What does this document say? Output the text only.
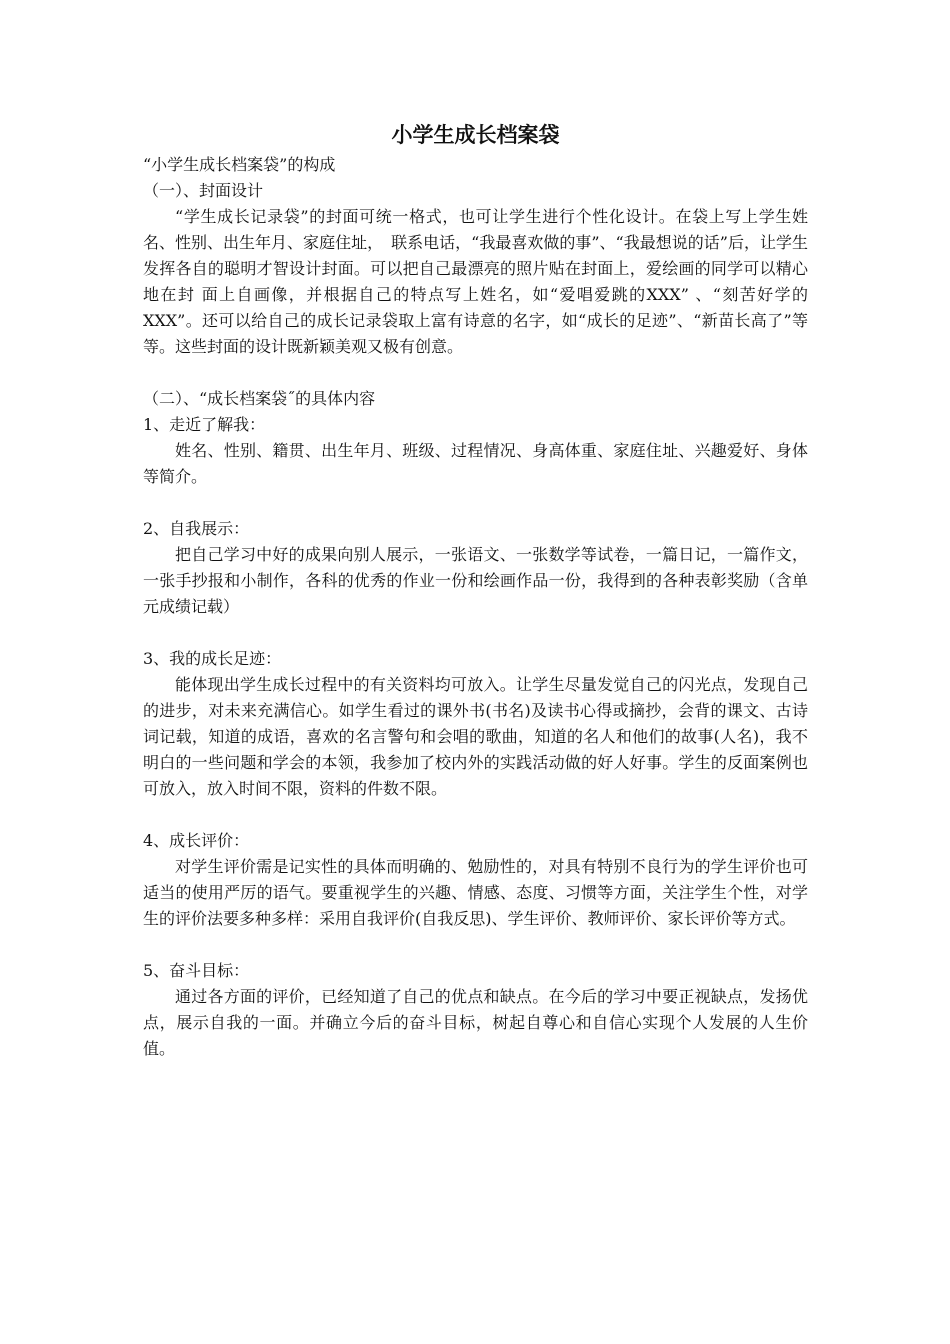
小学生成长档案袋

“小学生成长档案袋”的构成

（一）、封面设计

“学生成长记录袋”的封面可统一格式，也可让学生进行个性化设计。在袋上写上学生姓名、性别、出生年月、家庭住址，　联系电话，“我最喜欢做的事”、“我最想说的话”后，让学生发挥各自的聪明才智设计封面。可以把自己最漂亮的照片贴在封面上，爱绘画的同学可以精心地在封 面上自画像，并根据自己的特点写上姓名，如“爱唱爱跳的XXX” 、“刻苦好学的XXX”。还可以给自己的成长记录袋取上富有诗意的名字，如“成长的足迹”、“新苗长高了”等等。这些封面的设计既新颖美观又极有创意。

（二）、“成长档案袋˝的具体内容

1、走近了解我：

姓名、性别、籍贯、出生年月、班级、过程情况、身高体重、家庭住址、兴趣爱好、身体等简介。

2、自我展示：

把自己学习中好的成果向别人展示，一张语文、一张数学等试卷，一篇日记，一篇作文，一张手抄报和小制作，各科的优秀的作业一份和绘画作品一份，我得到的各种表彰奖励（含单元成绩记载）

3、我的成长足迹：

能体现出学生成长过程中的有关资料均可放入。让学生尽量发觉自己的闪光点，发现自己的进步，对未来充满信心。如学生看过的课外书(书名)及读书心得或摘抄，会背的课文、古诗词记载，知道的成语，喜欢的名言警句和会唱的歌曲，知道的名人和他们的故事(人名)，我不明白的一些问题和学会的本领，我参加了校内外的实践活动做的好人好事。学生的反面案例也可放入，放入时间不限，资料的件数不限。

4、成长评价：

对学生评价需是记实性的具体而明确的、勉励性的，对具有特别不良行为的学生评价也可适当的使用严厉的语气。要重视学生的兴趣、情感、态度、习惯等方面，关注学生个性，对学生的评价法要多种多样：采用自我评价(自我反思)、学生评价、教师评价、家长评价等方式。

5、奋斗目标：

通过各方面的评价，已经知道了自己的优点和缺点。在今后的学习中要正视缺点，发扬优点，展示自我的一面。并确立今后的奋斗目标，树起自尊心和自信心实现个人发展的人生价值。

**SHORT EXERCISE:**
Using the listing above, show every line that includes the string "出生年月".

**WRITTEN RESPONSE:**
“学生成长记录袋”的封面可统一格式，也可让学生进行个性化设计。在袋上写上学生姓名、性别、出生年月、家庭住址，　联系电话，“我最喜欢做的事”、“我最想说的话”后，让学生发挥各自的聪明才智设计封面。可以把自己最漂亮的照片贴在封面上，爱绘画的同学可以精心地在封 面上自画像，并根据自己的特点写上姓名，如“爱唱爱跳的XXX” 、“刻苦好学的XXX”。还可以给自己的成长记录袋取上富有诗意的名字，如“成长的足迹”、“新苗长高了”等等。这些封面的设计既新颖美观又极有创意。
姓名、性别、籍贯、出生年月、班级、过程情况、身高体重、家庭住址、兴趣爱好、身体等简介。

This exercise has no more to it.